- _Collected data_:
+++++

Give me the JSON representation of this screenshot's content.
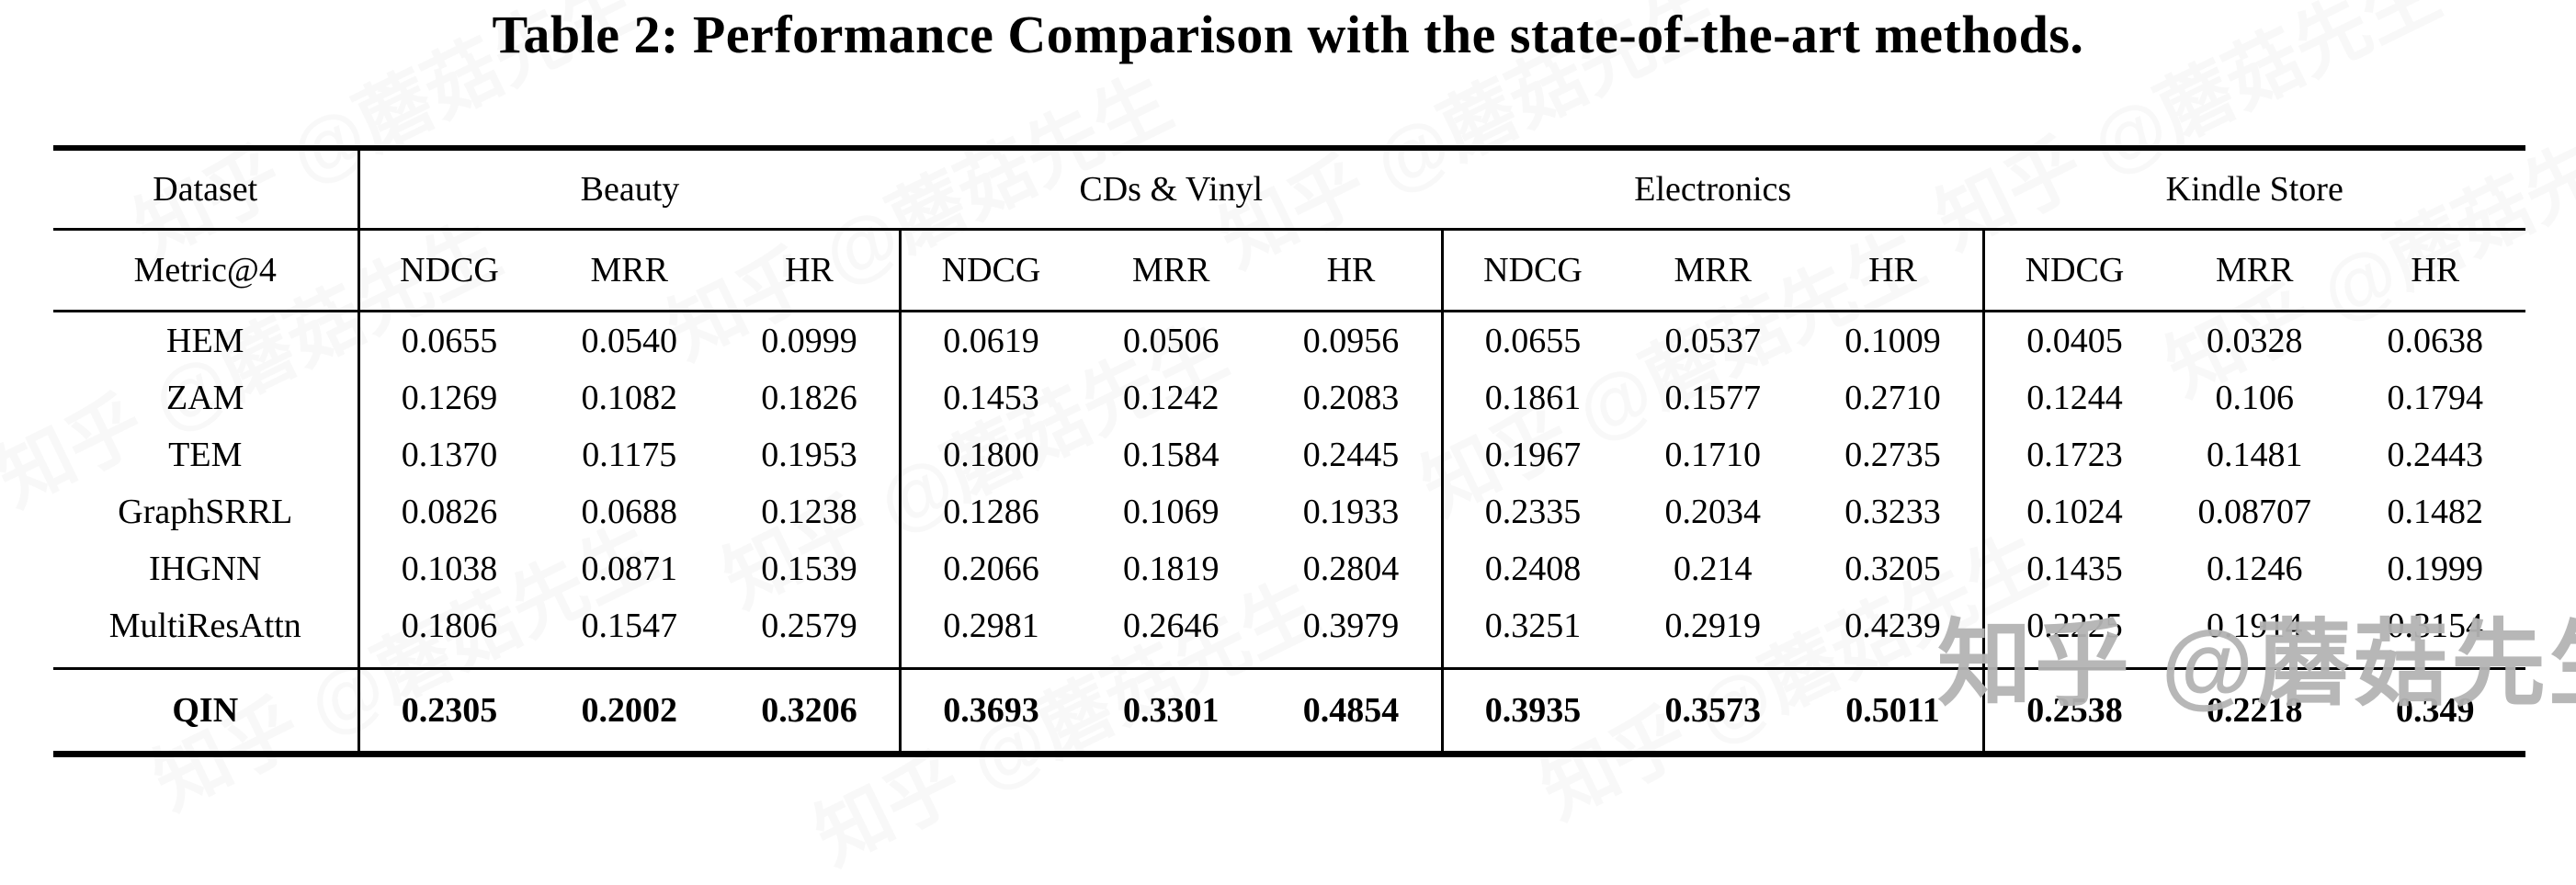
{
  "title": "Table 2: Performance Comparison with the state-of-the-art methods.",
  "watermark": {
    "text": "知乎 @蘑菇先生",
    "color": "#b4b4b4"
  },
  "table": {
    "dataset_header": "Dataset",
    "metric_header": "Metric@4",
    "groups": [
      {
        "label": "Beauty"
      },
      {
        "label": "CDs & Vinyl"
      },
      {
        "label": "Electronics"
      },
      {
        "label": "Kindle Store"
      }
    ],
    "metrics": [
      "NDCG",
      "MRR",
      "HR"
    ],
    "rows": [
      {
        "method": "HEM",
        "values": [
          "0.0655",
          "0.0540",
          "0.0999",
          "0.0619",
          "0.0506",
          "0.0956",
          "0.0655",
          "0.0537",
          "0.1009",
          "0.0405",
          "0.0328",
          "0.0638"
        ]
      },
      {
        "method": "ZAM",
        "values": [
          "0.1269",
          "0.1082",
          "0.1826",
          "0.1453",
          "0.1242",
          "0.2083",
          "0.1861",
          "0.1577",
          "0.2710",
          "0.1244",
          "0.106",
          "0.1794"
        ]
      },
      {
        "method": "TEM",
        "values": [
          "0.1370",
          "0.1175",
          "0.1953",
          "0.1800",
          "0.1584",
          "0.2445",
          "0.1967",
          "0.1710",
          "0.2735",
          "0.1723",
          "0.1481",
          "0.2443"
        ]
      },
      {
        "method": "GraphSRRL",
        "values": [
          "0.0826",
          "0.0688",
          "0.1238",
          "0.1286",
          "0.1069",
          "0.1933",
          "0.2335",
          "0.2034",
          "0.3233",
          "0.1024",
          "0.08707",
          "0.1482"
        ]
      },
      {
        "method": "IHGNN",
        "values": [
          "0.1038",
          "0.0871",
          "0.1539",
          "0.2066",
          "0.1819",
          "0.2804",
          "0.2408",
          "0.214",
          "0.3205",
          "0.1435",
          "0.1246",
          "0.1999"
        ]
      },
      {
        "method": "MultiResAttn",
        "values": [
          "0.1806",
          "0.1547",
          "0.2579",
          "0.2981",
          "0.2646",
          "0.3979",
          "0.3251",
          "0.2919",
          "0.4239",
          "0.2225",
          "0.1914",
          "0.3154"
        ]
      }
    ],
    "highlight_row": {
      "method": "QIN",
      "values": [
        "0.2305",
        "0.2002",
        "0.3206",
        "0.3693",
        "0.3301",
        "0.4854",
        "0.3935",
        "0.3573",
        "0.5011",
        "0.2538",
        "0.2218",
        "0.349"
      ]
    }
  }
}
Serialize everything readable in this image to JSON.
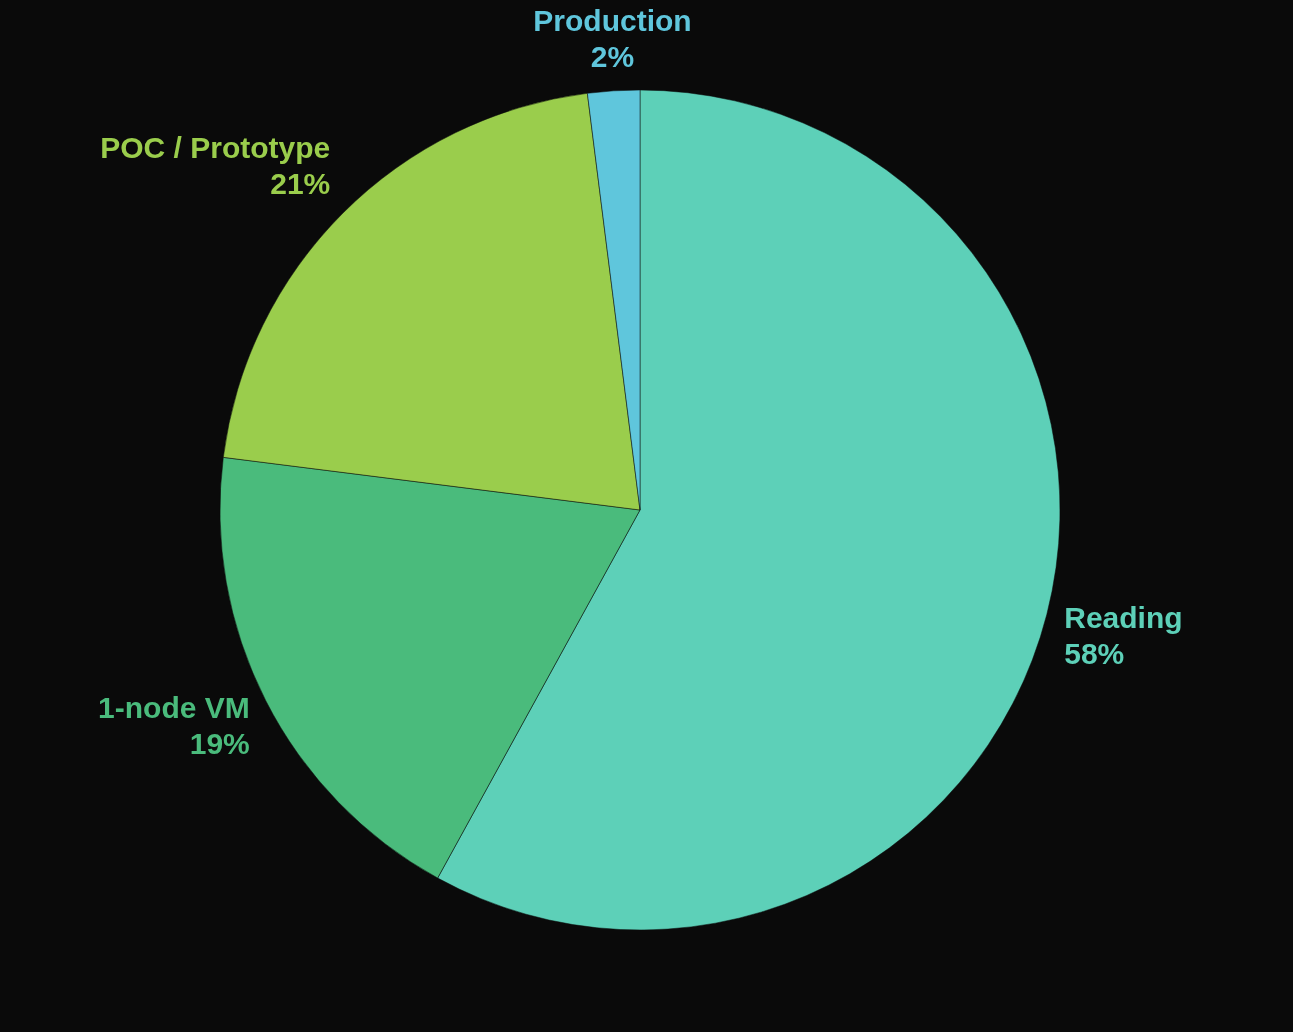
{
  "chart_data": {
    "type": "pie",
    "categories": [
      "Reading",
      "1-node VM",
      "POC / Prototype",
      "Production"
    ],
    "values": [
      58,
      19,
      21,
      2
    ],
    "value_labels": [
      "58%",
      "19%",
      "21%",
      "2%"
    ],
    "colors": [
      "#5dd0b8",
      "#4abb7c",
      "#9acd4c",
      "#5fc6dc"
    ]
  }
}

+++++

- _Given request_: Return each full line of the entries that contains the word "this".

- _Complete answer_:
Give me the JSON representation of this screenshot's content.
Serialize everything readable in this image to JSON.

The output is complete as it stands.